Where the string "Lubelski" occurs in the material below, report the whole line.

──────── RECORD EXCERPTS

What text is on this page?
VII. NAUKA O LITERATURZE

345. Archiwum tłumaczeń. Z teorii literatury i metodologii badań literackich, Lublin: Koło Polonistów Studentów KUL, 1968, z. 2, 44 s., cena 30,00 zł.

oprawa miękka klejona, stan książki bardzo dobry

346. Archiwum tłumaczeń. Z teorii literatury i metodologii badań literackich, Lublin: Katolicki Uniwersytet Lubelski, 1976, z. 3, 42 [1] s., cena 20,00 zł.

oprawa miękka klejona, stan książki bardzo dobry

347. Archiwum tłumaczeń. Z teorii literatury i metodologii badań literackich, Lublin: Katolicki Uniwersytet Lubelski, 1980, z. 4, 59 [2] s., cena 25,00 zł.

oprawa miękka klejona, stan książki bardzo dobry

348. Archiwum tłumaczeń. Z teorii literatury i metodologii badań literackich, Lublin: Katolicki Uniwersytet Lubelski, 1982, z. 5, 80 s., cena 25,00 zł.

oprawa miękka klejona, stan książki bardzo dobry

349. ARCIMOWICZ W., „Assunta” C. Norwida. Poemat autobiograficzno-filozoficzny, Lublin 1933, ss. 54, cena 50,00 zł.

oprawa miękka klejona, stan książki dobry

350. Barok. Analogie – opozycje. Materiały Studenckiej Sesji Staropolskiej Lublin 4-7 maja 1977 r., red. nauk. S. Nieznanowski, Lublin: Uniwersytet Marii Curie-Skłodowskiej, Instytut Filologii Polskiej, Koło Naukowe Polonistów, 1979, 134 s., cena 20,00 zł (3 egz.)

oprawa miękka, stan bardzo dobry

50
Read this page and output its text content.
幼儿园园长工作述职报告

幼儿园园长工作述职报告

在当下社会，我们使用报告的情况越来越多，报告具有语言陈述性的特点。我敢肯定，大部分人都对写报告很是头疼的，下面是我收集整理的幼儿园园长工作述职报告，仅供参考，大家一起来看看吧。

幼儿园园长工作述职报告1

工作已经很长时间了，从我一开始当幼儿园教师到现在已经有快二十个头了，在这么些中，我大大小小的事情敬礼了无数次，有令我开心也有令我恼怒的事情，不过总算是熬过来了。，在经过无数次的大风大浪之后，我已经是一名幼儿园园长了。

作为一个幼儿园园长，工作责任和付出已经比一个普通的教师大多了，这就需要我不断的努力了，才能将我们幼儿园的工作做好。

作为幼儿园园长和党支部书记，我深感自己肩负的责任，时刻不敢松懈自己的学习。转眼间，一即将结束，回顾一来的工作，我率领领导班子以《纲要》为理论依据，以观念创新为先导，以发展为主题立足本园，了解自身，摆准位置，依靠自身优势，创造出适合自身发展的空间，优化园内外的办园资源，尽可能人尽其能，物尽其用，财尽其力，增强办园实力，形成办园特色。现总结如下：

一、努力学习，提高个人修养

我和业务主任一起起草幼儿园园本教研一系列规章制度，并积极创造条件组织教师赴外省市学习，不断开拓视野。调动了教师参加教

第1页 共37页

────────────────
──────── RECORD EXCERPTS

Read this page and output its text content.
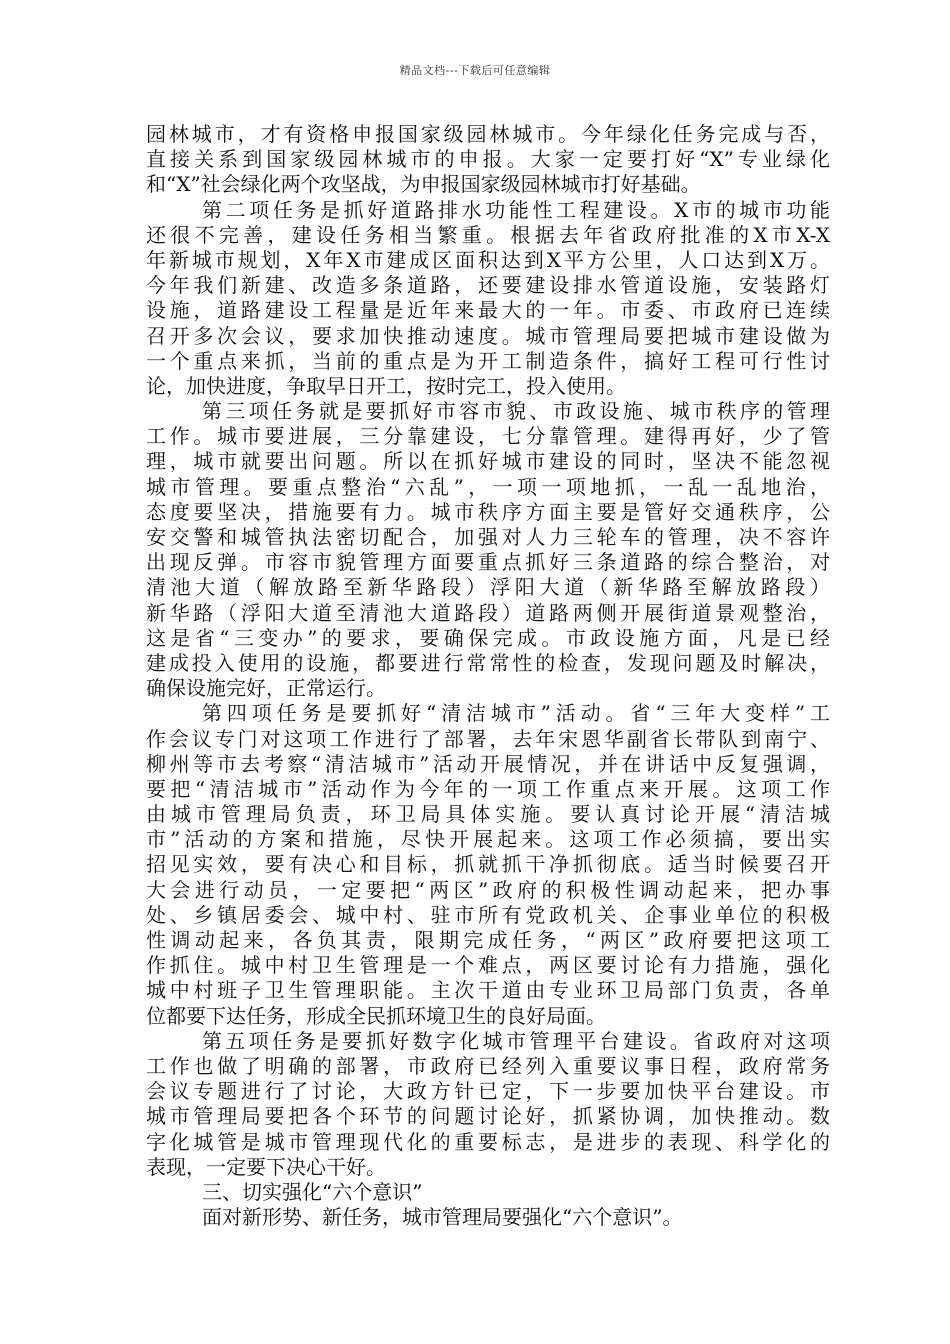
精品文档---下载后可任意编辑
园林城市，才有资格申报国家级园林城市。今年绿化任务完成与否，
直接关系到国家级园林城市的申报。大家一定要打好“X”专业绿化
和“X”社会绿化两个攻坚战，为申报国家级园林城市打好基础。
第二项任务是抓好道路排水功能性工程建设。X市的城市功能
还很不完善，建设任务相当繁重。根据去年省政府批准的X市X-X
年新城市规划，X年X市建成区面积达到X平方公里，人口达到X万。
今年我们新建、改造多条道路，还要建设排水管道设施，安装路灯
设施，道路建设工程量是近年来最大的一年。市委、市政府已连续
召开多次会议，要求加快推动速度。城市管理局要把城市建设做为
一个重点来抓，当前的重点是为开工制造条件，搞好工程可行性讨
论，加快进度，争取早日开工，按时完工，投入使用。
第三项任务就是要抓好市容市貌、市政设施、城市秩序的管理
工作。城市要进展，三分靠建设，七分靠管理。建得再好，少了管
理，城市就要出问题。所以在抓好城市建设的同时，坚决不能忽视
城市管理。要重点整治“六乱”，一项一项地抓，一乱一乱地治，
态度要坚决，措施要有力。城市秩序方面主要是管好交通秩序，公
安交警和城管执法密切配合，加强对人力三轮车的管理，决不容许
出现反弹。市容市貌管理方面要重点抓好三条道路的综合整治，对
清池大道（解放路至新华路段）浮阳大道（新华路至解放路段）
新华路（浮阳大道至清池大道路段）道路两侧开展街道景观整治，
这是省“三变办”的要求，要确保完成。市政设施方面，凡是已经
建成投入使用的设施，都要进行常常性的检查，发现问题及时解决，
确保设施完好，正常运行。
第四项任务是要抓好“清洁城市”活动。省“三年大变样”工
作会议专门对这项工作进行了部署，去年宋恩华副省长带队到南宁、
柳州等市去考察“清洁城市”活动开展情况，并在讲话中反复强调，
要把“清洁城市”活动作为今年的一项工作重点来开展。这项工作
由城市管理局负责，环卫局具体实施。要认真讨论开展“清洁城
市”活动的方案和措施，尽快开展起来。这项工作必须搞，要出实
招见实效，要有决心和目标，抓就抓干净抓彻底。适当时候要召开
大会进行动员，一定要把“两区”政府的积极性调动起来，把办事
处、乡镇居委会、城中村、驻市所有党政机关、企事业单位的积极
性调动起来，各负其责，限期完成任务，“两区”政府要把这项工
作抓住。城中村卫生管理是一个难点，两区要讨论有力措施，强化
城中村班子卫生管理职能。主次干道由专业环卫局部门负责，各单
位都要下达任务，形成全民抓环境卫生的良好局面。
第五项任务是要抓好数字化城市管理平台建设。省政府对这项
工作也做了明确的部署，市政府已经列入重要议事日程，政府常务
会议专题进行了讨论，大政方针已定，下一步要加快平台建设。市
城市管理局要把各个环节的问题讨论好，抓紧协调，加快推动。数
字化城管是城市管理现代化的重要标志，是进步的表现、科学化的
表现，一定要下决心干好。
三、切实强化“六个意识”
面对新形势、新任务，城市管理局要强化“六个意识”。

────────────────
──────── RECORD EXCERPTS

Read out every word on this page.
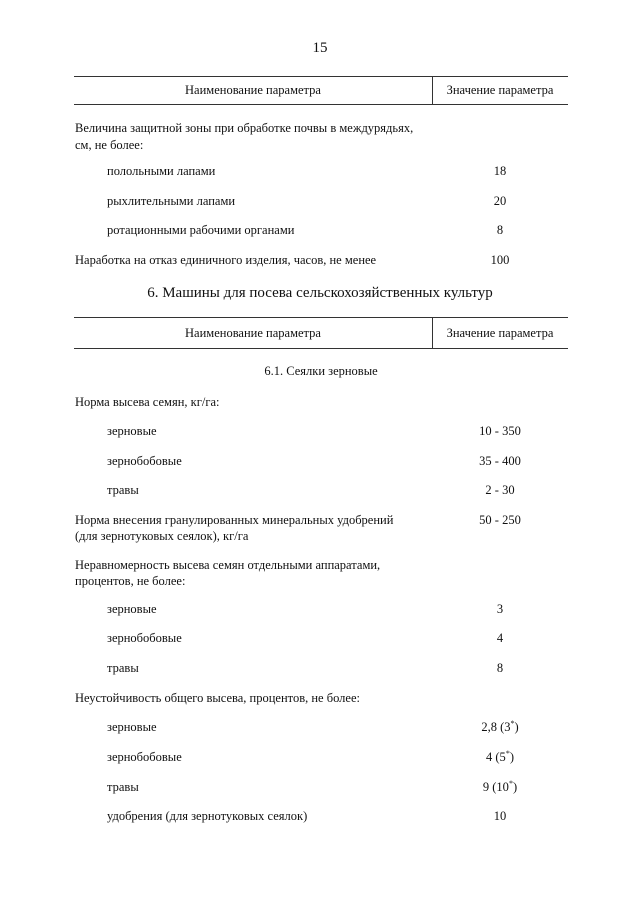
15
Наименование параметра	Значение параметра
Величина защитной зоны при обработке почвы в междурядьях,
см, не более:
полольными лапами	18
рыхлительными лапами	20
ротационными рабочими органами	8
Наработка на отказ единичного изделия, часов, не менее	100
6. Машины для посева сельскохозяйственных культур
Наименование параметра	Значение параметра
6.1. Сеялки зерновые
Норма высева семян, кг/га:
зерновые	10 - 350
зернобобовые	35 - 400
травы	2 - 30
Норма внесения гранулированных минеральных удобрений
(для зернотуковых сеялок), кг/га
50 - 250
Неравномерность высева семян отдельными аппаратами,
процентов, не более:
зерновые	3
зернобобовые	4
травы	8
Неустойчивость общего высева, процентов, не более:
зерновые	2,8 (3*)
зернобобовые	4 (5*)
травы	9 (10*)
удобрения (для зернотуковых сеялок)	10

────────────────

◆ CORRECT RESPONSE
346. Archiwum tłumaczeń. Z teorii literatury i metodologii badań literackich, Lublin: Katolicki Uniwersytet Lubelski, 1976, z. 3, 42 [1] s., cena 20,00 zł.
347. Archiwum tłumaczeń. Z teorii literatury i metodologii badań literackich, Lublin: Katolicki Uniwersytet Lubelski, 1980, z. 4, 59 [2] s., cena 25,00 zł.
348. Archiwum tłumaczeń. Z teorii literatury i metodologii badań literackich, Lublin: Katolicki Uniwersytet Lubelski, 1982, z. 5, 80 s., cena 25,00 zł.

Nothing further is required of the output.